Look through the data below. Pick out the lines holding the string "Party".

Data entries
--- BEGIN ---
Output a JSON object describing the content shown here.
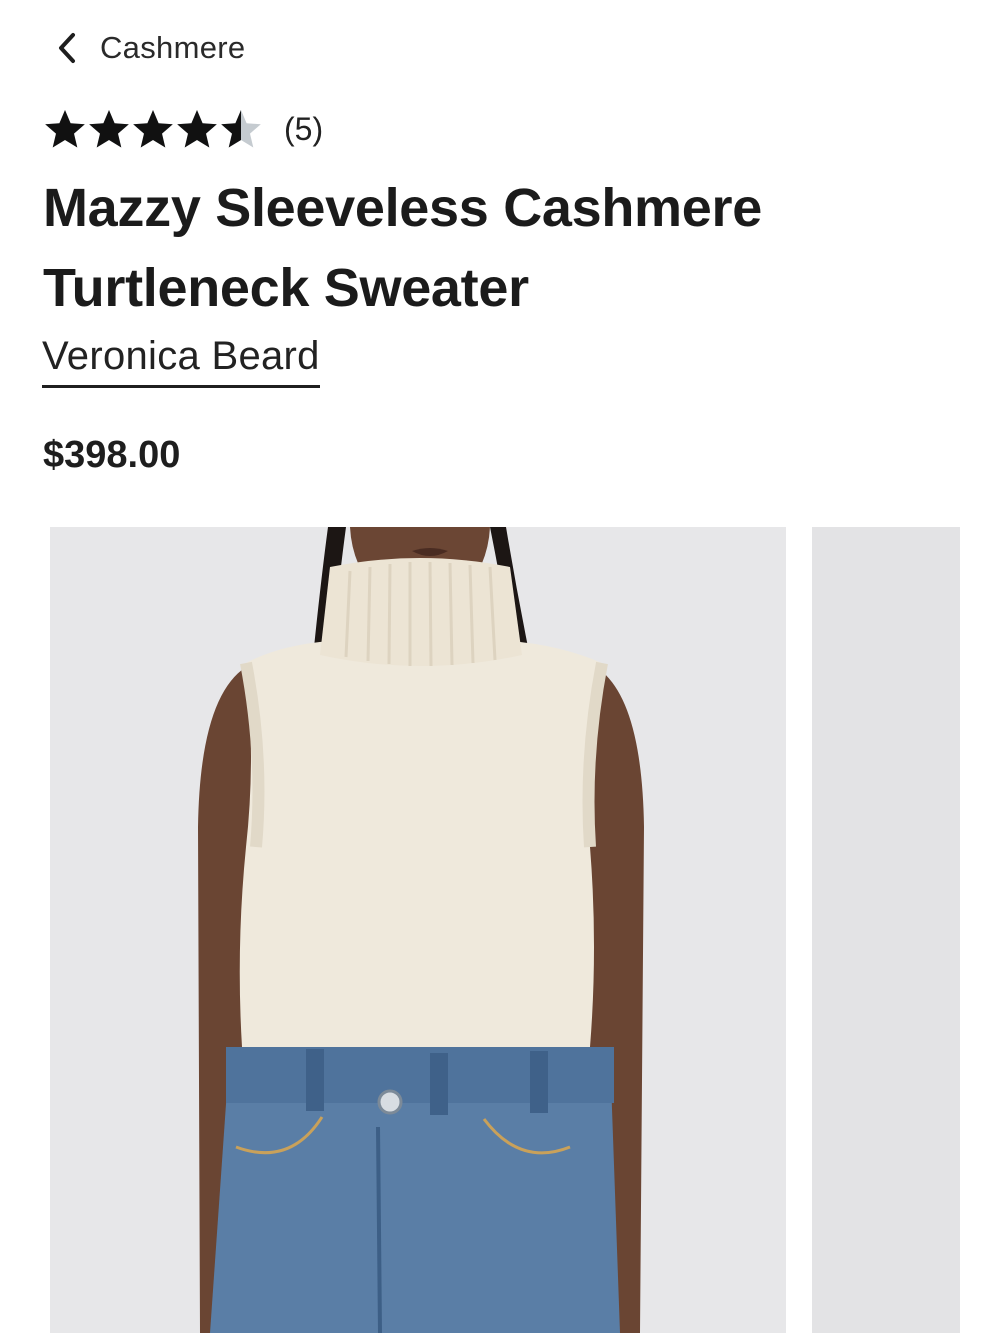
{
  "breadcrumb": {
    "back_icon": "chevron-left-icon",
    "label": "Cashmere"
  },
  "rating": {
    "value": 4.5,
    "max": 5,
    "review_count": "(5)",
    "star_filled_color": "#111111",
    "star_empty_color": "#c5cbd0"
  },
  "product": {
    "title_line1": "Mazzy Sleeveless Cashmere",
    "title_line2": "Turtleneck Sweater",
    "brand": "Veronica Beard",
    "price": "$398.00"
  },
  "gallery": {
    "images": [
      {
        "name": "model-front-photo"
      },
      {
        "name": "model-side-photo"
      }
    ]
  }
}
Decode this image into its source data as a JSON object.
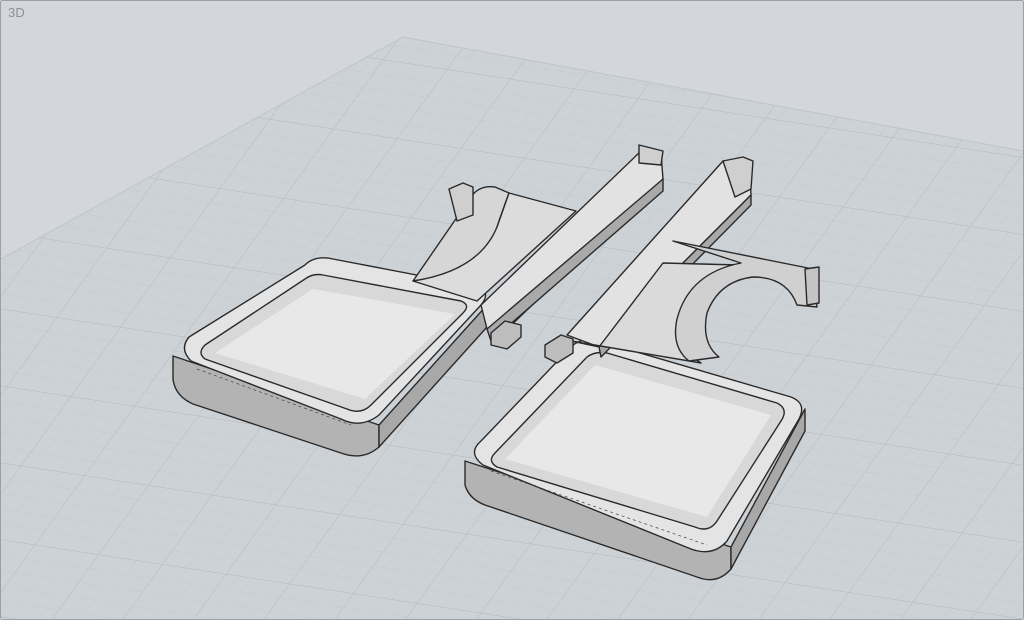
{
  "viewport": {
    "label": "3D",
    "background": "#d3d7dc"
  },
  "scene": {
    "grid_color": "#b7bcc2",
    "plane_color": "#c9ced4",
    "part_top_color": "#e3e3e3",
    "part_side_color": "#b3b3b3",
    "edge_color": "#2a2a2a",
    "objects": [
      {
        "name": "left-tray-part"
      },
      {
        "name": "right-tray-part"
      }
    ]
  }
}
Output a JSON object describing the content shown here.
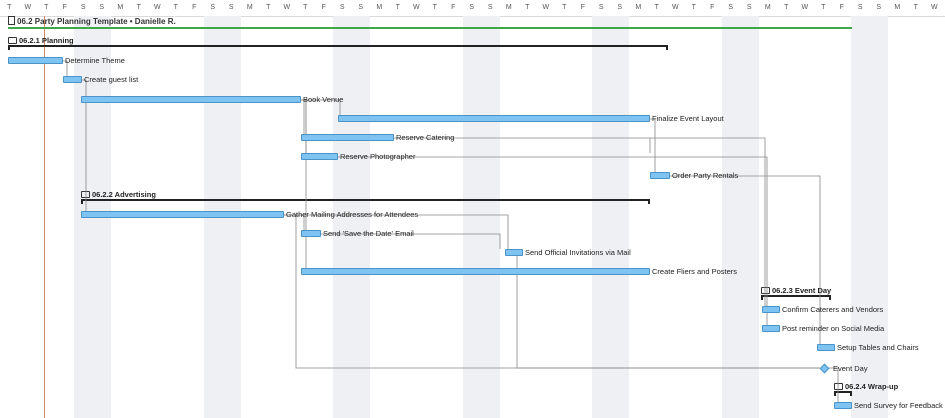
{
  "header": {
    "days": [
      "T",
      "W",
      "T",
      "F",
      "S",
      "S",
      "M",
      "T",
      "W",
      "T",
      "F",
      "S",
      "S",
      "M",
      "T",
      "W",
      "T",
      "F",
      "S",
      "S",
      "M",
      "T",
      "W",
      "T",
      "F",
      "S",
      "S",
      "M",
      "T",
      "W",
      "T",
      "F",
      "S",
      "S",
      "M",
      "T",
      "W",
      "T",
      "F",
      "S",
      "S",
      "M",
      "T",
      "W",
      "T",
      "F",
      "S",
      "S",
      "M",
      "T",
      "W"
    ]
  },
  "project": {
    "title": "06.2 Party Planning Template • Danielle R.",
    "icon": "document-icon",
    "accent": "#3ea84a"
  },
  "groups": [
    {
      "id": "planning",
      "label": "06.2.1 Planning"
    },
    {
      "id": "advertising",
      "label": "06.2.2 Advertising"
    },
    {
      "id": "event-day",
      "label": "06.2.3 Event Day"
    },
    {
      "id": "wrap-up",
      "label": "06.2.4 Wrap-up"
    }
  ],
  "tasks": [
    {
      "id": "t1",
      "label": "Determine Theme"
    },
    {
      "id": "t2",
      "label": "Create guest list"
    },
    {
      "id": "t3",
      "label": "Book Venue"
    },
    {
      "id": "t4",
      "label": "Finalize Event Layout"
    },
    {
      "id": "t5",
      "label": "Reserve Catering"
    },
    {
      "id": "t6",
      "label": "Reserve Photographer"
    },
    {
      "id": "t7",
      "label": "Order Party Rentals"
    },
    {
      "id": "t8",
      "label": "Gather Mailing Addresses for Attendees"
    },
    {
      "id": "t9",
      "label": "Send 'Save the Date' Email"
    },
    {
      "id": "t10",
      "label": "Send Official Invitations via Mail"
    },
    {
      "id": "t11",
      "label": "Create Fliers and Posters"
    },
    {
      "id": "t12",
      "label": "Confirm Caterers and Vendors"
    },
    {
      "id": "t13",
      "label": "Post reminder on Social Media"
    },
    {
      "id": "t14",
      "label": "Setup Tables and Chairs"
    },
    {
      "id": "t15",
      "label": "Event Day"
    },
    {
      "id": "t16",
      "label": "Send Survey for Feedback"
    }
  ],
  "colors": {
    "bar_fill": "#7fc3f2",
    "bar_border": "#4a93c8",
    "weekend": "#eef0f4",
    "today": "#d18a6a"
  }
}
--- END ---
Complete output
    "title": "06.2 Party Planning Template • Danielle R.",
      "label": "Order Party Rentals"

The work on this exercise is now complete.